Please give the listing again, word for word, with nothing left out.

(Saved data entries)
--- Start ---
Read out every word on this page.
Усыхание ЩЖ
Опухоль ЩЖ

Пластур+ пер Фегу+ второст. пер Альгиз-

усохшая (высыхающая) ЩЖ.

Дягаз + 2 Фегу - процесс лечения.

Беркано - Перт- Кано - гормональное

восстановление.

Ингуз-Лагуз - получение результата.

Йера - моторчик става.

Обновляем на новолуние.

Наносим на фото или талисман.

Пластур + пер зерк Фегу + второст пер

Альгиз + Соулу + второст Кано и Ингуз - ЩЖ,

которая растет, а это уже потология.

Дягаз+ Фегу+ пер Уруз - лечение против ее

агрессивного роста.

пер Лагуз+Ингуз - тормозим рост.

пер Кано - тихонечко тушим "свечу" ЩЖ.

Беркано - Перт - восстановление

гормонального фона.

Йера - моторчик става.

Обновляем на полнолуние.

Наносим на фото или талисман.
--- End ---
Full output:
Read out every word on this page.
Усыхание ЩЖ
Опухоль ЩЖ

Пластур+ пер Фегу+ второст. пер Альгиз-

усохшая (высыхающая) ЩЖ.

Дягаз + 2 Фегу - процесс лечения.

Беркано - Перт- Кано - гормональное

восстановление.

Ингуз-Лагуз - получение результата.

Йера - моторчик става.

Обновляем на новолуние.

Наносим на фото или талисман.

Пластур + пер зерк Фегу + второст пер

Альгиз + Соулу + второст Кано и Ингуз - ЩЖ,

которая растет, а это уже потология.

Дягаз+ Фегу+ пер Уруз - лечение против ее

агрессивного роста.

пер Лагуз+Ингуз - тормозим рост.

пер Кано - тихонечко тушим "свечу" ЩЖ.

Беркано - Перт - восстановление

гормонального фона.

Йера - моторчик става.

Обновляем на полнолуние.

Наносим на фото или талисман.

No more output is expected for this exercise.